GOAL OF THE EXERCISE:
Exactly as written, please set down all of the entries again, with no pictures.

RECORD EXTRACTS:

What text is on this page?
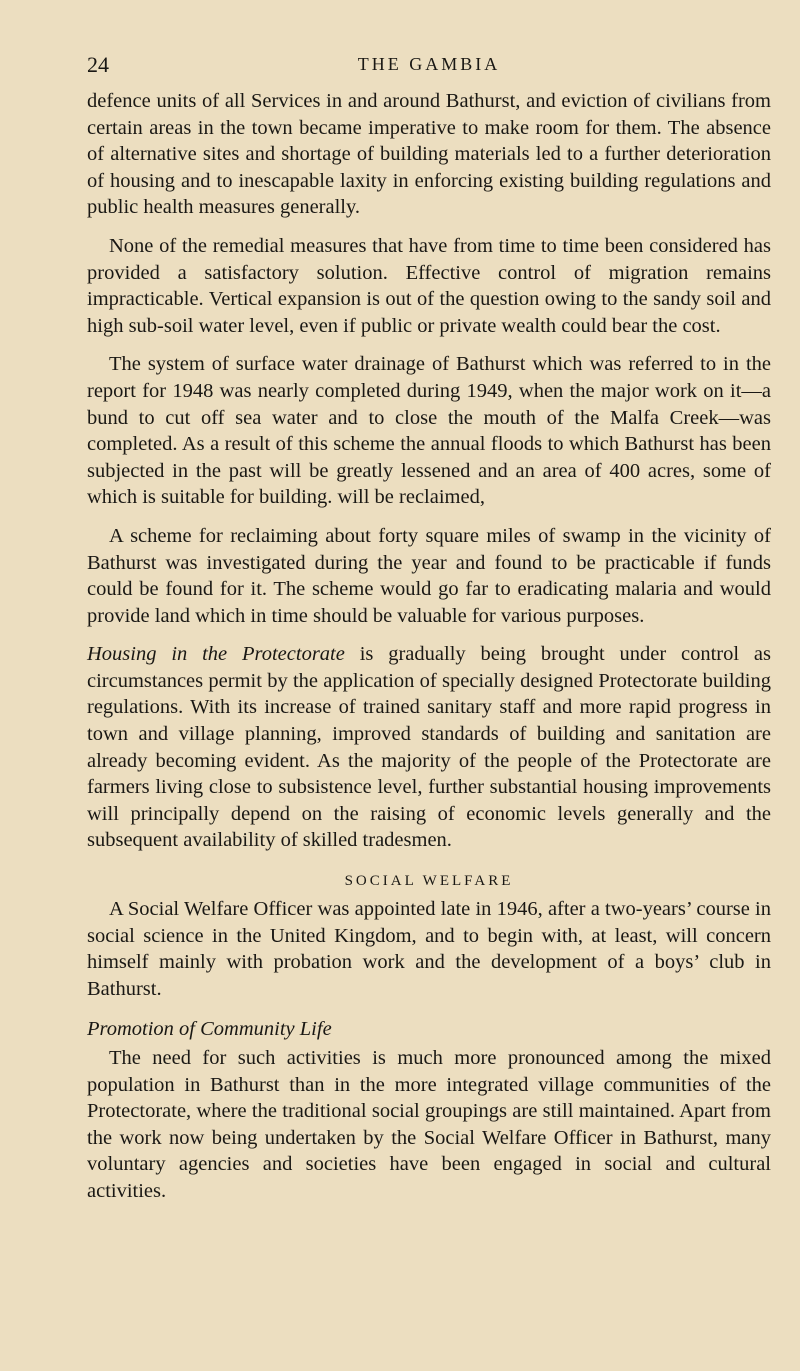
24	THE GAMBIA

defence units of all Services in and around Bathurst, and eviction of civilians from certain areas in the town became imperative to make room for them. The absence of alternative sites and shortage of building materials led to a further deterioration of housing and to inescapable laxity in enforcing existing building regulations and public health measures generally.

None of the remedial measures that have from time to time been considered has provided a satisfactory solution. Effective control of migration remains impracticable. Vertical expansion is out of the question owing to the sandy soil and high sub-soil water level, even if public or private wealth could bear the cost.

The system of surface water drainage of Bathurst which was referred to in the report for 1948 was nearly completed during 1949, when the major work on it—a bund to cut off sea water and to close the mouth of the Malfa Creek—was completed. As a result of this scheme the annual floods to which Bathurst has been subjected in the past will be greatly lessened and an area of 400 acres, some of which is suitable for building. will be reclaimed,

A scheme for reclaiming about forty square miles of swamp in the vicinity of Bathurst was investigated during the year and found to be practicable if funds could be found for it. The scheme would go far to eradicating malaria and would provide land which in time should be valuable for various purposes.

Housing in the Protectorate is gradually being brought under control as circumstances permit by the application of specially designed Protectorate building regulations. With its increase of trained sanitary staff and more rapid progress in town and village planning, improved standards of building and sanitation are already becoming evident. As the majority of the people of the Protectorate are farmers living close to subsistence level, further substantial housing improvements will principally depend on the raising of economic levels generally and the subsequent availability of skilled tradesmen.

SOCIAL WELFARE

A Social Welfare Officer was appointed late in 1946, after a two-years’ course in social science in the United Kingdom, and to begin with, at least, will concern himself mainly with probation work and the development of a boys’ club in Bathurst.

Promotion of Community Life

The need for such activities is much more pronounced among the mixed population in Bathurst than in the more integrated village communities of the Protectorate, where the traditional social groupings are still maintained. Apart from the work now being undertaken by the Social Welfare Officer in Bathurst, many voluntary agencies and societies have been engaged in social and cultural activities.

IN RESPONSE:
What text is on this page?
24	THE GAMBIA

defence units of all Services in and around Bathurst, and eviction of civilians from certain areas in the town became imperative to make room for them. The absence of alternative sites and shortage of building materials led to a further deterioration of housing and to inescapable laxity in enforcing existing building regulations and public health measures generally.

None of the remedial measures that have from time to time been considered has provided a satisfactory solution. Effective control of migration remains impracticable. Vertical expansion is out of the question owing to the sandy soil and high sub-soil water level, even if public or private wealth could bear the cost.

The system of surface water drainage of Bathurst which was referred to in the report for 1948 was nearly completed during 1949, when the major work on it—a bund to cut off sea water and to close the mouth of the Malfa Creek—was completed. As a result of this scheme the annual floods to which Bathurst has been subjected in the past will be greatly lessened and an area of 400 acres, some of which is suitable for building. will be reclaimed,

A scheme for reclaiming about forty square miles of swamp in the vicinity of Bathurst was investigated during the year and found to be practicable if funds could be found for it. The scheme would go far to eradicating malaria and would provide land which in time should be valuable for various purposes.

Housing in the Protectorate is gradually being brought under control as circumstances permit by the application of specially designed Protectorate building regulations. With its increase of trained sanitary staff and more rapid progress in town and village planning, improved standards of building and sanitation are already becoming evident. As the majority of the people of the Protectorate are farmers living close to subsistence level, further substantial housing improvements will principally depend on the raising of economic levels generally and the subsequent availability of skilled tradesmen.

SOCIAL WELFARE

A Social Welfare Officer was appointed late in 1946, after a two-years’ course in social science in the United Kingdom, and to begin with, at least, will concern himself mainly with probation work and the development of a boys’ club in Bathurst.

Promotion of Community Life

The need for such activities is much more pronounced among the mixed population in Bathurst than in the more integrated village communities of the Protectorate, where the traditional social groupings are still maintained. Apart from the work now being undertaken by the Social Welfare Officer in Bathurst, many voluntary agencies and societies have been engaged in social and cultural activities.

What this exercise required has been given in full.